> _Consigne_: Transcrivez à l'identique le passage du texte sur le festival de jazz de Trois-Palis, en commençant à « Quelque soixante-dix ans » et en terminant à « de la musique. ».

> _Texte extrait_:
Trois Palis: le jazz, masque et miroir

Trois-Palis (16), 19-21 septembre 2025.

Un festival, pour n’être pas qu’un défilé de noms et d’instants indifférents les uns aux autres – avec en outre, s’il est « de jazz », l’odeur de la frite –, propose discrètement les éléments d’un débat. Au bout de huit éditions, ils étaient sur la table.

Une ancienne collection de La Guilde du Jazz s’intitulait « Visages du jazz ». Elle compilait, à l’usage de qui souhaitait s’initier à cette musique alors encore en vogue, quelques grands noms d’avant-guerre, Sidney Bechet, Count Basie, Benny Goodman, James P. Johnson… Pour ne mécontenter personne, la couverture ne mettait en valeur aucun d’eux mais, en majesté et en contre-plongée, le col et le pavillon d’un ténor derrière lequel s’effaçait le visage du souffleur dont seuls étaient visibles l’oeil gauche, fermé, et la lisière de cheveux crépus attestant l’authenticité de la musique présentée.

Quelque soixante-dix ans plus tard, on serait tenté de transposer à l’échelle française ce raccourci d’une époque, en prenant au mot toutefois cet intitulé. Les visages ne disent pas tout ; certes, ils peuvent se révéler des masques, mais toujours ils disent quelque chose. De l’expression lumineuse, sans cesse en éveil, respirant le plaisir de jouer et de partager sa joie de Christophe Beausset derrière ses cymbales lors du premier concert, au visage de pierre, dur et fermé, sans un regard pour personne de Christophe Marguet derrière ses fûts pour la clôture du festival, d’un batteur l’autre on avait tracé la diagonale qui traverse, bien plus que le jazz, certaine conception de la musique.

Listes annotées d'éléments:
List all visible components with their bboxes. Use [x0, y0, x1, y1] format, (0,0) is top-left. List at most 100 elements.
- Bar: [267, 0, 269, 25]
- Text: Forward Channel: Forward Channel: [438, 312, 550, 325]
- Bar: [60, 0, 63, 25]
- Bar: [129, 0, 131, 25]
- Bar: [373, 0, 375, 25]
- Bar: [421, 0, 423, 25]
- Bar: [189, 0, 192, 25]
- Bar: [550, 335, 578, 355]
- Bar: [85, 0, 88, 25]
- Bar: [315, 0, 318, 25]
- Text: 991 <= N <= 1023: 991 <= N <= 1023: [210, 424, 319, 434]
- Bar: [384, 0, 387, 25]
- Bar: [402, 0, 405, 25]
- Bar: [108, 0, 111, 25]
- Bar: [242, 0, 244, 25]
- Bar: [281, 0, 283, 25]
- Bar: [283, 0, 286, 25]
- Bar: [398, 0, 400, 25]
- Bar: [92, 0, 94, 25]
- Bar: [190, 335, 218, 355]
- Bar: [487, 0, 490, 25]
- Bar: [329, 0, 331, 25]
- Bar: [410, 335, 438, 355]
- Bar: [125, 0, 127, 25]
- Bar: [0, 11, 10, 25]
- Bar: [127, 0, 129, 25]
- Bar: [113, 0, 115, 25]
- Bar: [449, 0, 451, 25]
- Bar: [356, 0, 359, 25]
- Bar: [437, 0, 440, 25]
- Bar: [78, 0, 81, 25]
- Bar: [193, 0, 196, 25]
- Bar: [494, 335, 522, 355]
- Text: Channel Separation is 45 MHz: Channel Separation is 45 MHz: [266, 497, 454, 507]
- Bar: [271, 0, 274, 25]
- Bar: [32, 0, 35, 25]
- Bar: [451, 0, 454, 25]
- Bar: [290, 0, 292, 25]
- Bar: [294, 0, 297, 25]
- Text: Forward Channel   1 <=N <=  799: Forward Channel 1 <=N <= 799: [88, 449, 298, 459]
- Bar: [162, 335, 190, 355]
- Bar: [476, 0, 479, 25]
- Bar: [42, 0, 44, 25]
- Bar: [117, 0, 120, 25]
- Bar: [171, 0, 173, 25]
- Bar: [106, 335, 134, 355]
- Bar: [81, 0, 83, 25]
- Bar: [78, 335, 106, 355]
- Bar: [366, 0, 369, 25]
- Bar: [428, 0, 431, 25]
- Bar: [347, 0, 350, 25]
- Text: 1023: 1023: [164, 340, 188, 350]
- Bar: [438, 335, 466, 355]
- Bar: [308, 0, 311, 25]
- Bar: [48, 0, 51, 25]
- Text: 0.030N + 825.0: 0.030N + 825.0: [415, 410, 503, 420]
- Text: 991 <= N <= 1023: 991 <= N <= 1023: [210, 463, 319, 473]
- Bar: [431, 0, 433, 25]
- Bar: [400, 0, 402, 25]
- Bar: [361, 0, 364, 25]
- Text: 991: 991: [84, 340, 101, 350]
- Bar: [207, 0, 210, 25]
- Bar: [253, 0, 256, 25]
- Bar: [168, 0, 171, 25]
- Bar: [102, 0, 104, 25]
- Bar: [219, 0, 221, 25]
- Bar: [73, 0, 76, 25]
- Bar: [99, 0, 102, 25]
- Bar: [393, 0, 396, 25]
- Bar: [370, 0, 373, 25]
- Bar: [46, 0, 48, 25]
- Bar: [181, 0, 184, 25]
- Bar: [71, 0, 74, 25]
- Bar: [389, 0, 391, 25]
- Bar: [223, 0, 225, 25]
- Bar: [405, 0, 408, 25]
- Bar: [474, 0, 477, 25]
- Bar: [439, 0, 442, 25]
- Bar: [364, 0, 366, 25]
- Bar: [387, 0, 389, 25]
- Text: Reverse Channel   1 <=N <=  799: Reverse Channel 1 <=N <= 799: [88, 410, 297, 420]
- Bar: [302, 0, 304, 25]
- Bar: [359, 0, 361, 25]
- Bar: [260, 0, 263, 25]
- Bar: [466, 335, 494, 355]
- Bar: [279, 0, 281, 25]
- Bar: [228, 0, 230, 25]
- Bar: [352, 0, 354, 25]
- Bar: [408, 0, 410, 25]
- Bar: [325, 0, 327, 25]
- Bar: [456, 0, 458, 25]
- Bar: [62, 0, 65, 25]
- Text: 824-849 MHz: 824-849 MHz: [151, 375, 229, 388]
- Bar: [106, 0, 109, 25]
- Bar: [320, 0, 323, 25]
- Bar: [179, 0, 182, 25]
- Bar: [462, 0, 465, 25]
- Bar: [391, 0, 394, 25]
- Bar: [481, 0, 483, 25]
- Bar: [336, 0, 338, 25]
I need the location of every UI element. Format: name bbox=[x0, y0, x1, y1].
---
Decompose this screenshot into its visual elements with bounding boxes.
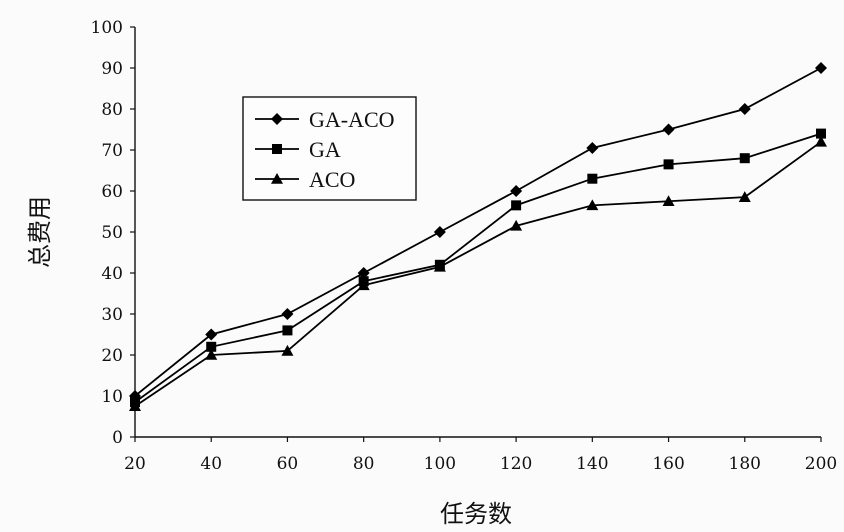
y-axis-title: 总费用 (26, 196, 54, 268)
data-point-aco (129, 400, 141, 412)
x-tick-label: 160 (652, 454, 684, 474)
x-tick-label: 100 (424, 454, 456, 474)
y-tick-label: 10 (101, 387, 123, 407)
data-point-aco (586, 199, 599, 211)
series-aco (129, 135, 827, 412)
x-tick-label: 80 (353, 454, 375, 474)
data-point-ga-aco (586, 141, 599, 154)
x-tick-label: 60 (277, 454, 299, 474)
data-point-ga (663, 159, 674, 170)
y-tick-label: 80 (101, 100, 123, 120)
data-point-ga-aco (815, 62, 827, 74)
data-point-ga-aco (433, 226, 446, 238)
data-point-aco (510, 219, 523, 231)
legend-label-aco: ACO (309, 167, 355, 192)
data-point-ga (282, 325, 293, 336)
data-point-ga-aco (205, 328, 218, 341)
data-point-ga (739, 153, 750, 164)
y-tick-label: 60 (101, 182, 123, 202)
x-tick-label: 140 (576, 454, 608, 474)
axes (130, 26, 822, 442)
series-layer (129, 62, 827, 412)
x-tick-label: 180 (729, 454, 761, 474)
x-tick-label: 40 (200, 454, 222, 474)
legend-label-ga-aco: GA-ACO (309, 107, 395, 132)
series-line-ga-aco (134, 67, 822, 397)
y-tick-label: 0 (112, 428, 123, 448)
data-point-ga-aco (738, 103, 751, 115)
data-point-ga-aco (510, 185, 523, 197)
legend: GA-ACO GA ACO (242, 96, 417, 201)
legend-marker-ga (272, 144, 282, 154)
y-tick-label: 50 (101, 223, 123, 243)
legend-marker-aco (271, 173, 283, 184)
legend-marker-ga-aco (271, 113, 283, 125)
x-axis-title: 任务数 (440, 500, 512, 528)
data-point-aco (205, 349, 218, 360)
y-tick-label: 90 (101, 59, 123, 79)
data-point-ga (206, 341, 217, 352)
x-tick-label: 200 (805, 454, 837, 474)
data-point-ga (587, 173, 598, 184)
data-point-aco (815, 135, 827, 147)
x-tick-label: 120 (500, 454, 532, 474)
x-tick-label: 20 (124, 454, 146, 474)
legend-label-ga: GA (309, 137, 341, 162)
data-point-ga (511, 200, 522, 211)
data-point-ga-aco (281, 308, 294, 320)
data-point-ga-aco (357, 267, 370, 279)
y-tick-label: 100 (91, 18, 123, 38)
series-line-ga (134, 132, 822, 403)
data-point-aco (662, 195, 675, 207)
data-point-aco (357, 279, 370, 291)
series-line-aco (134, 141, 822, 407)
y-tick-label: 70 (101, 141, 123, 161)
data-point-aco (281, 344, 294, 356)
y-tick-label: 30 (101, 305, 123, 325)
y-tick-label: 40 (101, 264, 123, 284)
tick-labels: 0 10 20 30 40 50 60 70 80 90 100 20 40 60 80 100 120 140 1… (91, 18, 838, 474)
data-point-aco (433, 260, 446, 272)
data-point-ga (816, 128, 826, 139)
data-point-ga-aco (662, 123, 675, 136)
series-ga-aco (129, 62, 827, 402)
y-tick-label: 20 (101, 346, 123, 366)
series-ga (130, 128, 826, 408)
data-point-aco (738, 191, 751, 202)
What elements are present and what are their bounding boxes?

> _Résultat final_:
Quelque soixante-dix ans plus tard, on serait tenté de transposer à l’échelle française ce raccourci d’une époque, en prenant au mot toutefois cet intitulé. Les visages ne disent pas tout ; certes, ils peuvent se révéler des masques, mais toujours ils disent quelque chose. De l’expression lumineuse, sans cesse en éveil, respirant le plaisir de jouer et de partager sa joie de Christophe Beausset derrière ses cymbales lors du premier concert, au visage de pierre, dur et fermé, sans un regard pour personne de Christophe Marguet derrière ses fûts pour la clôture du festival, d’un batteur l’autre on avait tracé la diagonale qui traverse, bien plus que le jazz, certaine conception de la musique.